Data excerpts =>
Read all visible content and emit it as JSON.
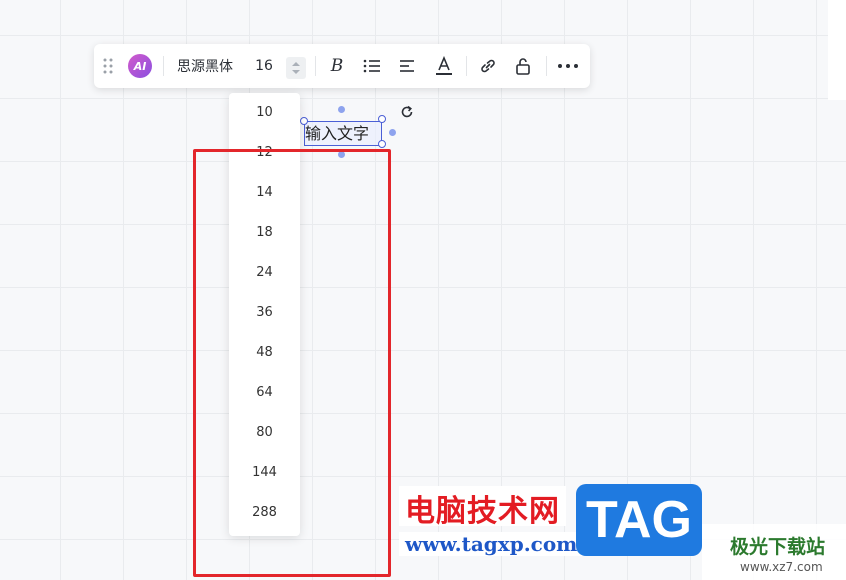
{
  "toolbar": {
    "ai_label": "AI",
    "font_name": "思源黑体",
    "font_size": "16",
    "bold_label": "B"
  },
  "font_size_dropdown": {
    "options": [
      "10",
      "12",
      "14",
      "18",
      "24",
      "36",
      "48",
      "64",
      "80",
      "144",
      "288"
    ]
  },
  "canvas": {
    "text_element": "输入文字"
  },
  "watermark": {
    "site_cn": "电脑技术网",
    "url": "www.tagxp.com",
    "logo": "TAG",
    "site2": "极光下载站",
    "site2_url": "www.xz7.com"
  },
  "colors": {
    "highlight": "#e3262b",
    "selection": "#4b5fd6",
    "ai_badge": "#b656d3"
  },
  "icons": [
    "drag-handle-icon",
    "chevron-up-icon",
    "chevron-down-icon",
    "bullet-list-icon",
    "align-left-icon",
    "font-color-icon",
    "link-icon",
    "unlock-icon",
    "more-icon",
    "rotate-icon"
  ]
}
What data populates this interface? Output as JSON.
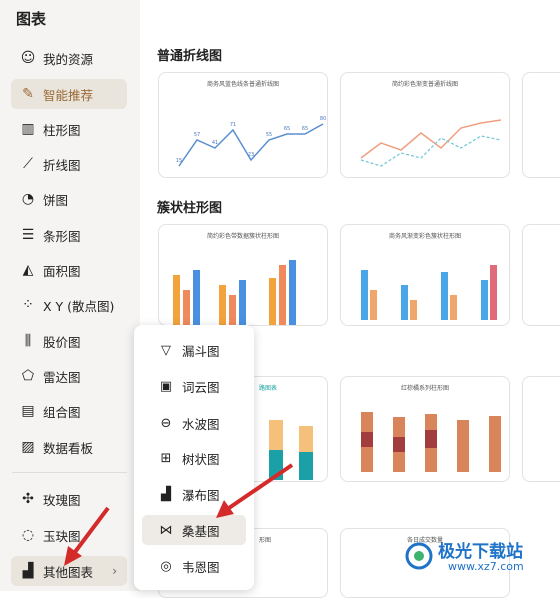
{
  "sidebar": {
    "title": "图表",
    "items": [
      {
        "label": "我的资源",
        "icon": "user-icon"
      },
      {
        "label": "智能推荐",
        "icon": "brush-icon",
        "active": true
      },
      {
        "label": "柱形图",
        "icon": "bar-chart-icon"
      },
      {
        "label": "折线图",
        "icon": "line-chart-icon"
      },
      {
        "label": "饼图",
        "icon": "pie-chart-icon"
      },
      {
        "label": "条形图",
        "icon": "hbar-chart-icon"
      },
      {
        "label": "面积图",
        "icon": "area-chart-icon"
      },
      {
        "label": "X Y (散点图)",
        "icon": "scatter-chart-icon"
      },
      {
        "label": "股价图",
        "icon": "stock-chart-icon"
      },
      {
        "label": "雷达图",
        "icon": "radar-chart-icon"
      },
      {
        "label": "组合图",
        "icon": "combo-chart-icon"
      },
      {
        "label": "数据看板",
        "icon": "dashboard-icon"
      },
      {
        "label": "玫瑰图",
        "icon": "rose-chart-icon"
      },
      {
        "label": "玉玦图",
        "icon": "ring-chart-icon"
      },
      {
        "label": "其他图表",
        "icon": "other-chart-icon"
      }
    ]
  },
  "main": {
    "sections": [
      {
        "title": "普通折线图"
      },
      {
        "title": "簇状柱形图"
      }
    ],
    "cards": [
      {
        "title": "商务风蓝色线条普通折线图"
      },
      {
        "title": "简约彩色渐变普通折线图"
      },
      {
        "title": "简约彩色带数据簇状柱形图"
      },
      {
        "title": "商务风渐变彩色簇状柱形图"
      },
      {
        "title": "路图表"
      },
      {
        "title": "红棕橘系列柱形图"
      },
      {
        "title": "形图"
      },
      {
        "title": "各日成交数量"
      }
    ],
    "line_points": [
      "15",
      "57",
      "41",
      "71",
      "23",
      "55",
      "65",
      "65",
      "80"
    ],
    "month_labels": [
      "一月",
      "二月",
      "三月",
      "四月",
      "五月",
      "六月",
      "七月",
      "八月"
    ]
  },
  "popup": {
    "items": [
      {
        "label": "漏斗图",
        "icon": "funnel-icon"
      },
      {
        "label": "词云图",
        "icon": "wordcloud-icon"
      },
      {
        "label": "水波图",
        "icon": "wave-icon"
      },
      {
        "label": "树状图",
        "icon": "treemap-icon"
      },
      {
        "label": "瀑布图",
        "icon": "waterfall-icon"
      },
      {
        "label": "桑基图",
        "icon": "sankey-icon",
        "highlighted": true
      },
      {
        "label": "韦恩图",
        "icon": "venn-icon"
      }
    ]
  },
  "watermark": {
    "text": "极光下载站",
    "url": "www.xz7.com"
  },
  "colors": {
    "accent": "#9a6b35",
    "arrow": "#d42a2a",
    "watermark": "#1e73c8"
  }
}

Direction => Copy all lines in the listing above where the string "JSON" appears.

Answer for the task =>
Read all visible content and emit it as JSON.
What data populates this interface? Output as JSON.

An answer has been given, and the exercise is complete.